## SET PROBLEM
Scan the material and copy every line in which "remaining" appears.

## SOURCE DATA

----

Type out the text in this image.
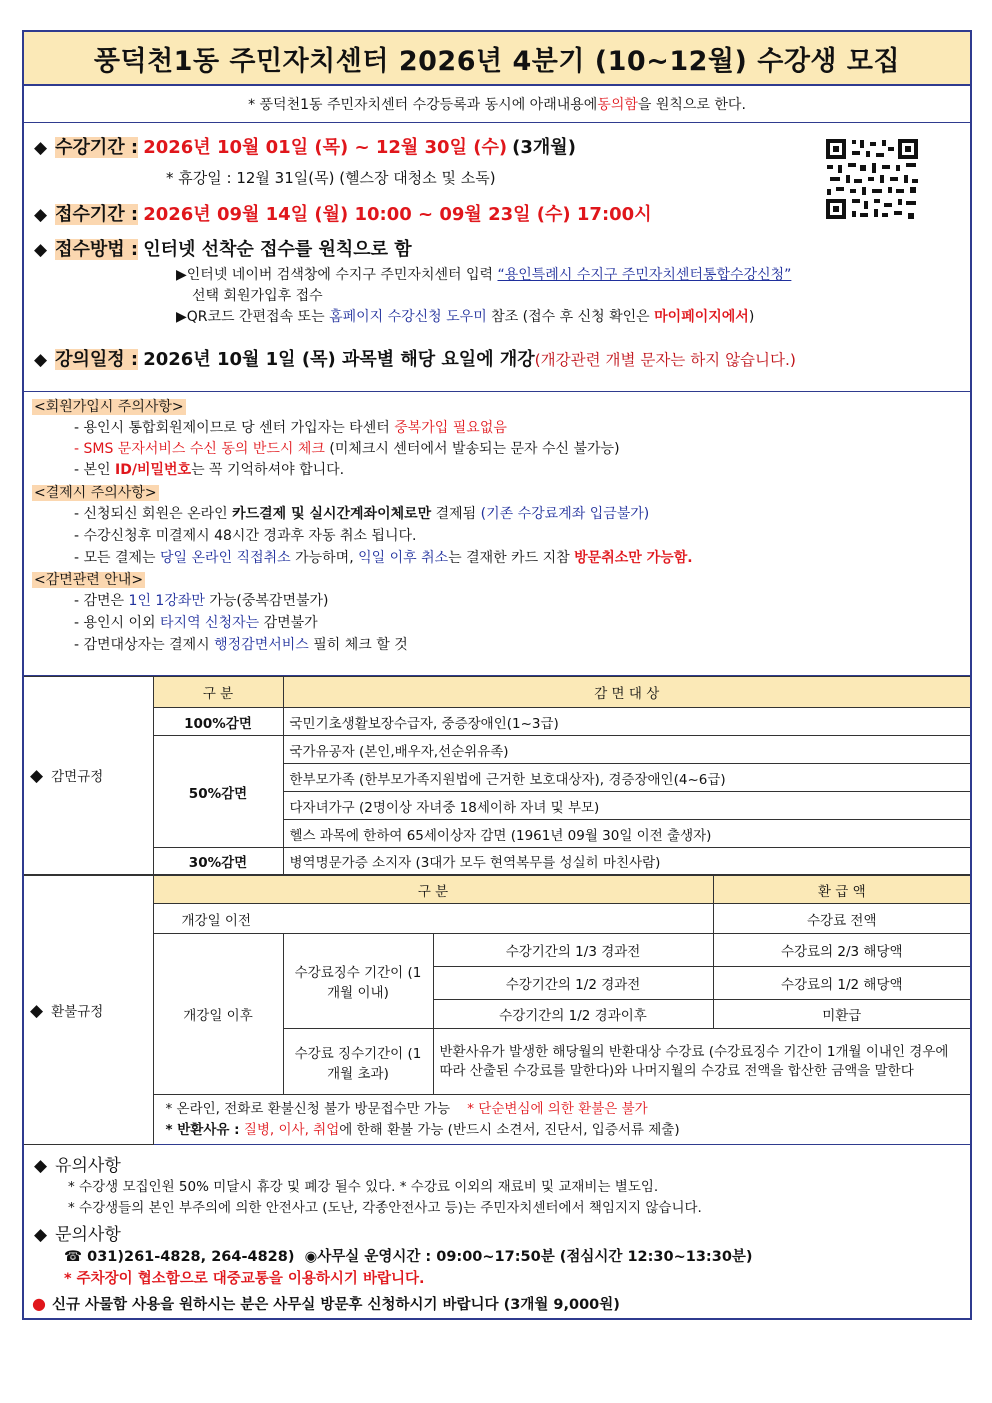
풍덕천1동 주민자치센터 2026년 4분기 (10~12월) 수강생 모집
* 풍덕천1동 주민자치센터 수강등록과 동시에 아래내용에 동의함 을 원칙으로 한다.
◆ 수강기간 : 2026년 10월 01일 (목) ~ 12월 30일 (수) (3개월)
* 휴강일 : 12월 31일(목) (헬스장 대청소 및 소독)
◆ 접수기간 : 2026년 09월 14일 (월) 10:00 ~ 09월 23일 (수) 17:00시
◆ 접수방법 : 인터넷 선착순 접수를 원칙으로 함
▶인터넷 네이버 검색창에 수지구 주민자치센터 입력 “용인특례시 수지구 주민자치센터통합수강신청”
선택 회원가입후 접수
▶QR코드 간편접속 또는 홈페이지 수강신청 도우미 참조 (접수 후 신청 확인은 마이페이지에서)
◆ 강의일정 : 2026년 10월 1일 (목) 과목별 해당 요일에 개강(개강관련 개별 문자는 하지 않습니다.)
<회원가입시 주의사항>
- 용인시 통합회원제이므로 당 센터 가입자는 타센터 중복가입 필요없음
- SMS 문자서비스 수신 동의 반드시 체크 (미체크시 센터에서 발송되는 문자 수신 불가능)
- 본인 ID/비밀번호는 꼭 기억하셔야 합니다.
<결제시 주의사항>
- 신청되신 회원은 온라인 카드결제 및 실시간계좌이체로만 결제됨 (기존 수강료계좌 입금불가)
- 수강신청후 미결제시 48시간 경과후 자동 취소 됩니다.
- 모든 결제는 당일 온라인 직접취소 가능하며, 익일 이후 취소는 결재한 카드 지참 방문취소만 가능함.
<감면관련 안내>
- 감면은 1인 1강좌만 가능(중복감면불가)
- 용인시 이외 타지역 신청자는 감면불가
- 감면대상자는 결제시 행정감면서비스 필히 체크 할 것
◆ 감면규정	구 분	감 면 대 상
	100%감면	국민기초생활보장수급자, 중증장애인(1~3급)
	50%감면	국가유공자 (본인,배우자,선순위유족)
		한부모가족 (한부모가족지원법에 근거한 보호대상자), 경증장애인(4~6급)
		다자녀가구 (2명이상 자녀중 18세이하 자녀 및 부모)
		헬스 과목에 한하여 65세이상자 감면 (1961년 09월 30일 이전 출생자)
	30%감면	병역명문가증 소지자 (3대가 모두 현역복무를 성실히 마친사람)
◆ 환불규정	구 분			환 급 액
	개강일 이전			수강료 전액
	개강일 이후	수강료징수 기간이 (1개월 이내)	수강기간의 1/3 경과전	수강료의 2/3 해당액
			수강기간의 1/2 경과전	수강료의 1/2 해당액
			수강기간의 1/2 경과이후	미환급
		수강료 징수기간이 (1개월 초과)	반환사유가 발생한 해당월의 반환대상 수강료 (수강료징수 기간이 1개월 이내인 경우에 따라 산출된 수강료를 말한다)와 나머지월의 수강료 전액을 합산한 금액을 말한다	

	* 온라인, 전화로 환불신청 불가 방문접수만 가능 * 단순변심에 의한 환불은 불가
* 반환사유 : 질병, 이사, 취업에 한해 환불 가능 (반드시 소견서, 진단서, 입증서류 제출)			
◆ 유의사항
* 수강생 모집인원 50% 미달시 휴강 및 폐강 될수 있다. * 수강료 이외의 재료비 및 교재비는 별도임.
* 수강생들의 본인 부주의에 의한 안전사고 (도난, 각종안전사고 등)는 주민자치센터에서 책임지지 않습니다.
◆ 문의사항
☎ 031)261-4828, 264-4828) ◉사무실 운영시간 : 09:00~17:50분 (점심시간 12:30~13:30분)
* 주차장이 협소함으로 대중교통을 이용하시기 바랍니다.
● 신규 사물함 사용을 원하시는 분은 사무실 방문후 신청하시기 바랍니다 (3개월 9,000원)
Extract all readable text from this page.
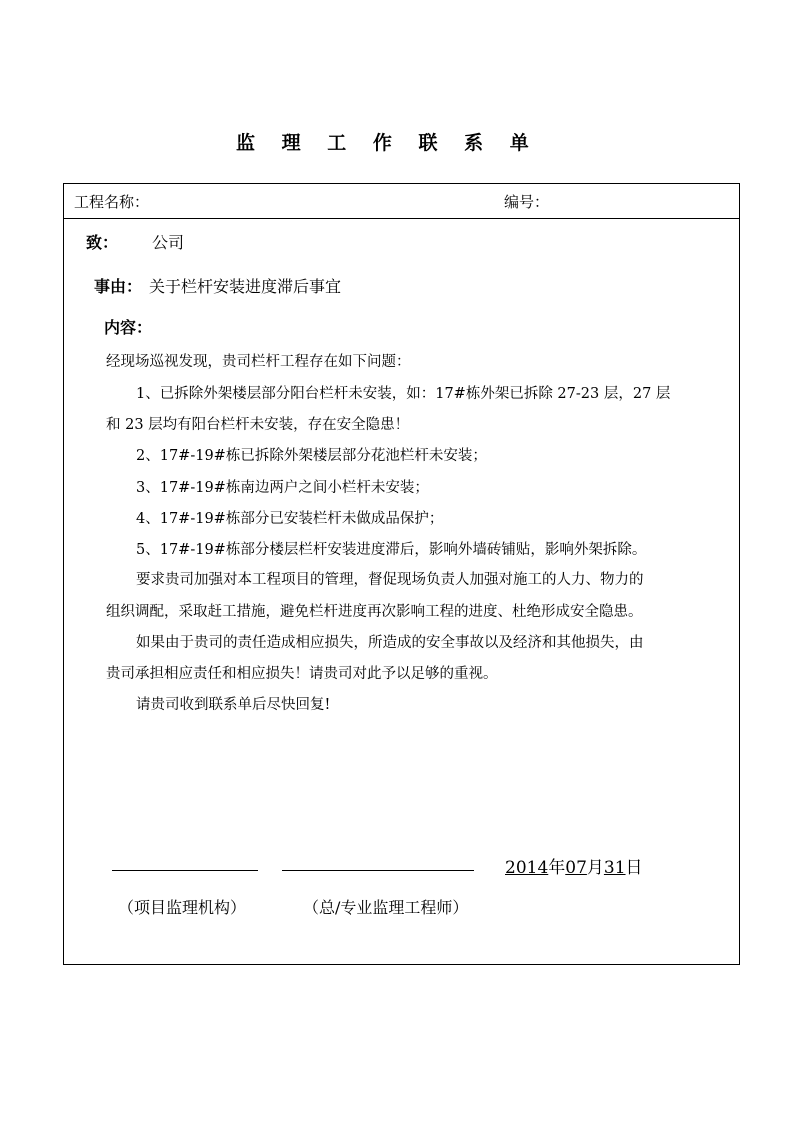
监 理 工 作 联 系 单
工程名称：	编号：
致： 公司
事由： 关于栏杆安装进度滞后事宜
内容：
经现场巡视发现，贵司栏杆工程存在如下问题：
1、已拆除外架楼层部分阳台栏杆未安装，如：17#栋外架已拆除 27-23 层，27 层
和 23 层均有阳台栏杆未安装，存在安全隐患！
2、17#-19#栋已拆除外架楼层部分花池栏杆未安装；
3、17#-19#栋南边两户之间小栏杆未安装；
4、17#-19#栋部分已安装栏杆未做成品保护；
5、17#-19#栋部分楼层栏杆安装进度滞后，影响外墙砖铺贴，影响外架拆除。
要求贵司加强对本工程项目的管理，督促现场负责人加强对施工的人力、物力的
组织调配，采取赶工措施，避免栏杆进度再次影响工程的进度、杜绝形成安全隐患。
如果由于贵司的责任造成相应损失，所造成的安全事故以及经济和其他损失，由
贵司承担相应责任和相应损失！请贵司对此予以足够的重视。
请贵司收到联系单后尽快回复!
2014年07月31日
（项目监理机构）	（总/专业监理工程师）
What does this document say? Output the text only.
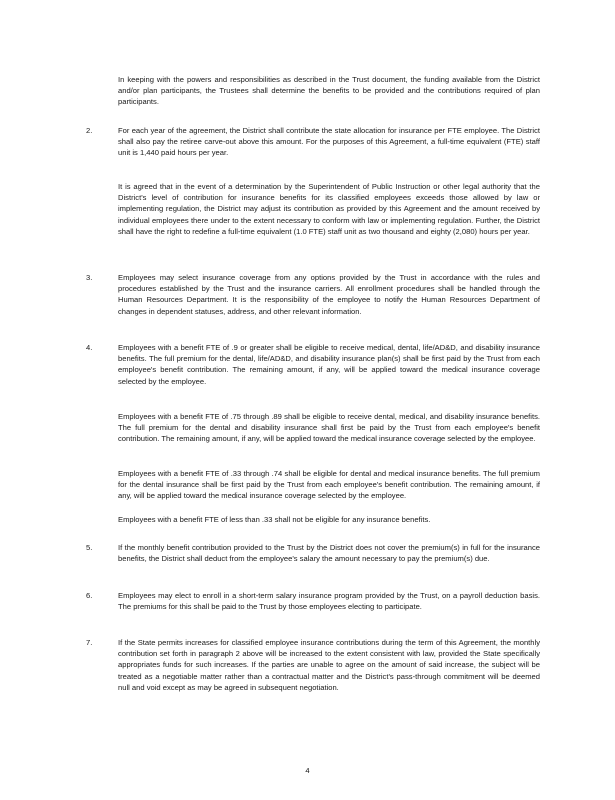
In keeping with the powers and responsibilities as described in the Trust document, the funding available from the District and/or plan participants, the Trustees shall determine the benefits to be provided and the contributions required of plan participants.

2.	For each year of the agreement, the District shall contribute the state allocation for insurance per FTE employee. The District shall also pay the retiree carve-out above this amount. For the purposes of this Agreement, a full-time equivalent (FTE) staff unit is 1,440 paid hours per year.

It is agreed that in the event of a determination by the Superintendent of Public Instruction or other legal authority that the District's level of contribution for insurance benefits for its classified employees exceeds those allowed by law or implementing regulation, the District may adjust its contribution as provided by this Agreement and the amount received by individual employees there under to the extent necessary to conform with law or implementing regulation. Further, the District shall have the right to redefine a full-time equivalent (1.0 FTE) staff unit as two thousand and eighty (2,080) hours per year.

3.	Employees may select insurance coverage from any options provided by the Trust in accordance with the rules and procedures established by the Trust and the insurance carriers. All enrollment procedures shall be handled through the Human Resources Department. It is the responsibility of the employee to notify the Human Resources Department of changes in dependent statuses, address, and other relevant information.

4.	Employees with a benefit FTE of .9 or greater shall be eligible to receive medical, dental, life/AD&D, and disability insurance benefits. The full premium for the dental, life/AD&D, and disability insurance plan(s) shall be first paid by the Trust from each employee's benefit contribution. The remaining amount, if any, will be applied toward the medical insurance coverage selected by the employee.

Employees with a benefit FTE of .75 through .89 shall be eligible to receive dental, medical, and disability insurance benefits. The full premium for the dental and disability insurance shall first be paid by the Trust from each employee's benefit contribution. The remaining amount, if any, will be applied toward the medical insurance coverage selected by the employee.

Employees with a benefit FTE of .33 through .74 shall be eligible for dental and medical insurance benefits. The full premium for the dental insurance shall be first paid by the Trust from each employee's benefit contribution. The remaining amount, if any, will be applied toward the medical insurance coverage selected by the employee.

Employees with a benefit FTE of less than .33 shall not be eligible for any insurance benefits.

5.	If the monthly benefit contribution provided to the Trust by the District does not cover the premium(s) in full for the insurance benefits, the District shall deduct from the employee's salary the amount necessary to pay the premium(s) due.

6.	Employees may elect to enroll in a short-term salary insurance program provided by the Trust, on a payroll deduction basis. The premiums for this shall be paid to the Trust by those employees electing to participate.

7.	If the State permits increases for classified employee insurance contributions during the term of this Agreement, the monthly contribution set forth in paragraph 2 above will be increased to the extent consistent with law, provided the State specifically appropriates funds for such increases. If the parties are unable to agree on the amount of said increase, the subject will be treated as a negotiable matter rather than a contractual matter and the District's pass-through commitment will be deemed null and void except as may be agreed in subsequent negotiation.

4
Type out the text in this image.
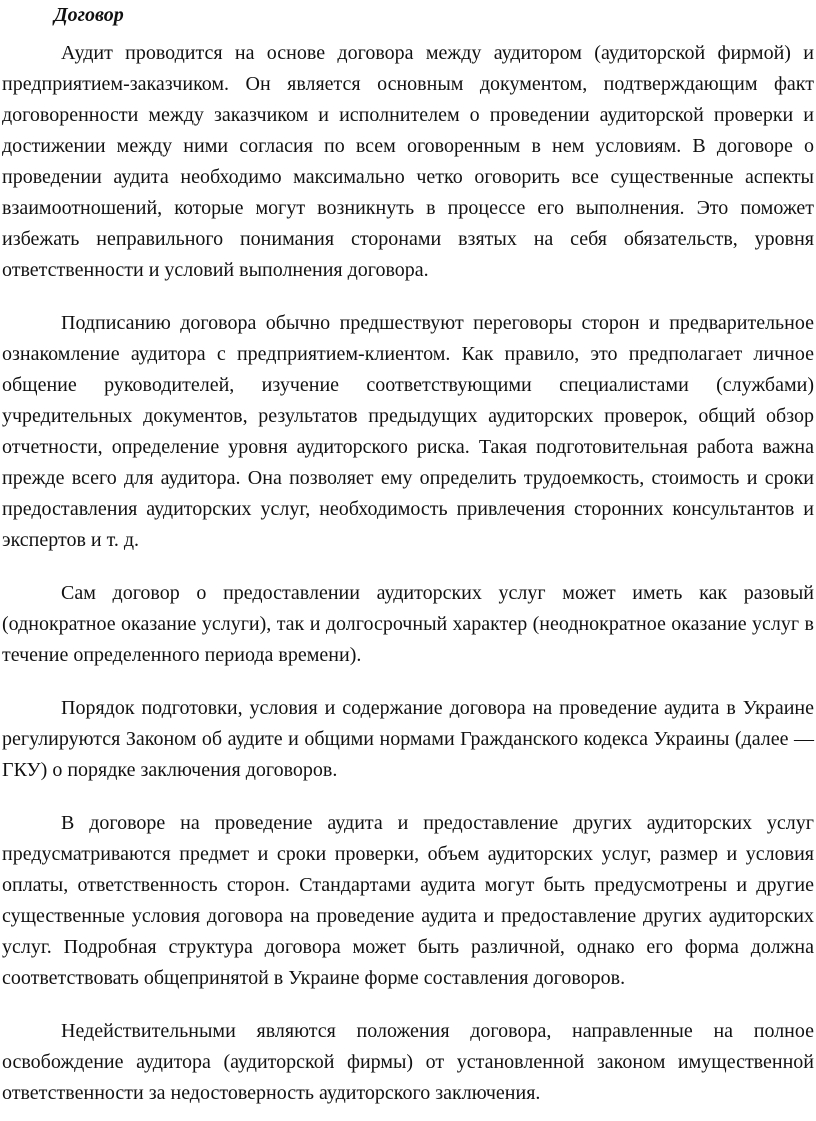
Договор

Аудит проводится на основе договора между аудитором (аудиторской фирмой) и предприятием-заказчиком. Он является основным документом, подтверждающим факт договоренности между заказчиком и исполнителем о проведении аудиторской проверки и достижении между ними согласия по всем оговоренным в нем условиям. В договоре о проведении аудита необходимо максимально четко оговорить все существенные аспекты взаимоотношений, которые могут возникнуть в процессе его выполнения. Это поможет избежать неправильного понимания сторонами взятых на себя обязательств, уровня ответственности и условий выполнения договора.

Подписанию договора обычно предшествуют переговоры сторон и предварительное ознакомление аудитора с предприятием-клиентом. Как правило, это предполагает личное общение руководителей, изучение соответствующими специалистами (службами) учредительных документов, результатов предыдущих аудиторских проверок, общий обзор отчетности, определение уровня аудиторского риска. Такая подготовительная работа важна прежде всего для аудитора. Она позволяет ему определить трудоемкость, стоимость и сроки предоставления аудиторских услуг, необходимость привлечения сторонних консультантов и экспертов и т. д.

Сам договор о предоставлении аудиторских услуг может иметь как разовый (однократное оказание услуги), так и долгосрочный характер (неоднократное оказание услуг в течение определенного периода времени).

Порядок подготовки, условия и содержание договора на проведение аудита в Украине регулируются Законом об аудите и общими нормами Гражданского кодекса Украины (далее — ГКУ) о порядке заключения договоров.

В договоре на проведение аудита и предоставление других аудиторских услуг предусматриваются предмет и сроки проверки, объем аудиторских услуг, размер и условия оплаты, ответственность сторон. Стандартами аудита могут быть предусмотрены и другие существенные условия договора на проведение аудита и предоставление других аудиторских услуг. Подробная структура договора может быть различной, однако его форма должна соответствовать общепринятой в Украине форме составления договоров.

Недействительными являются положения договора, направленные на полное освобождение аудитора (аудиторской фирмы) от установленной законом имущественной ответственности за недостоверность аудиторского заключения.
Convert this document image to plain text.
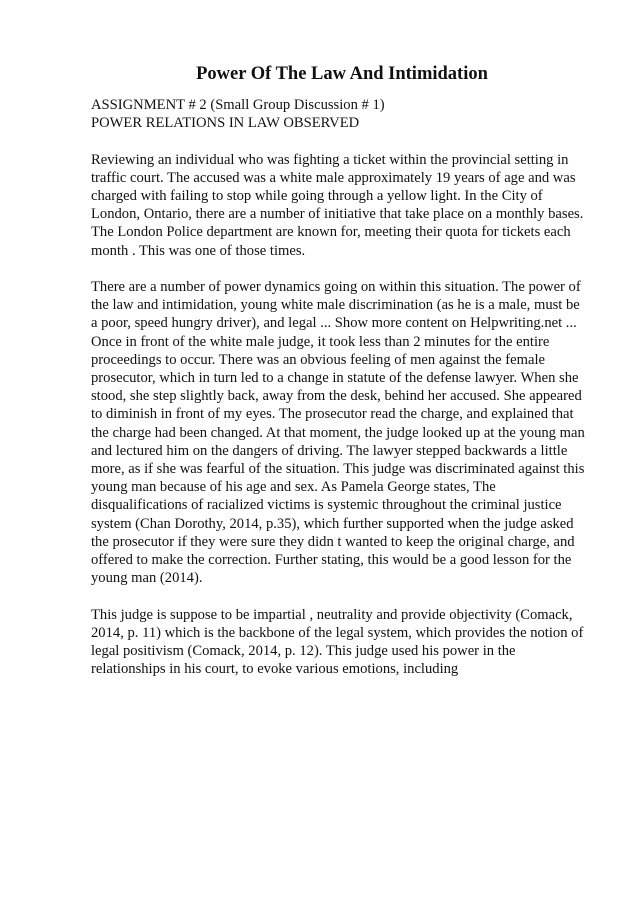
Power Of The Law And Intimidation

ASSIGNMENT # 2 (Small Group Discussion # 1)

POWER RELATIONS IN LAW OBSERVED

Reviewing an individual who was fighting a ticket within the provincial setting in
traffic court. The accused was a white male approximately 19 years of age and was
charged with failing to stop while going through a yellow light. In the City of
London, Ontario, there are a number of initiative that take place on a monthly bases.
The London Police department are known for, meeting their quota for tickets each
month . This was one of those times.

There are a number of power dynamics going on within this situation. The power of
the law and intimidation, young white male discrimination (as he is a male, must be
a poor, speed hungry driver), and legal ... Show more content on Helpwriting.net ...
Once in front of the white male judge, it took less than 2 minutes for the entire
proceedings to occur. There was an obvious feeling of men against the female
prosecutor, which in turn led to a change in statute of the defense lawyer. When she
stood, she step slightly back, away from the desk, behind her accused. She appeared
to diminish in front of my eyes. The prosecutor read the charge, and explained that
the charge had been changed. At that moment, the judge looked up at the young man
and lectured him on the dangers of driving. The lawyer stepped backwards a little
more, as if she was fearful of the situation. This judge was discriminated against this
young man because of his age and sex. As Pamela George states, The
disqualifications of racialized victims is systemic throughout the criminal justice
system (Chan Dorothy, 2014, p.35), which further supported when the judge asked
the prosecutor if they were sure they didn t wanted to keep the original charge, and
offered to make the correction. Further stating, this would be a good lesson for the
young man (2014).

This judge is suppose to be impartial , neutrality and provide objectivity (Comack,
2014, p. 11) which is the backbone of the legal system, which provides the notion of
legal positivism (Comack, 2014, p. 12). This judge used his power in the
relationships in his court, to evoke various emotions, including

----

## FINISHED TASK
4.	Employees with a benefit FTE of .9 or greater shall be eligible to receive medical, dental, life/AD&D, and disability insurance benefits. The full premium for the dental, life/AD&D, and disability insurance plan(s) shall be first paid by the Trust from each employee's benefit contribution. The remaining amount, if any, will be applied toward the medical insurance coverage selected by the employee.
Employees with a benefit FTE of .75 through .89 shall be eligible to receive dental, medical, and disability insurance benefits. The full premium for the dental and disability insurance shall first be paid by the Trust from each employee's benefit contribution. The remaining amount, if any, will be applied toward the medical insurance coverage selected by the employee.
Employees with a benefit FTE of .33 through .74 shall be eligible for dental and medical insurance benefits. The full premium for the dental insurance shall be first paid by the Trust from each employee's benefit contribution. The remaining amount, if any, will be applied toward the medical insurance coverage selected by the employee.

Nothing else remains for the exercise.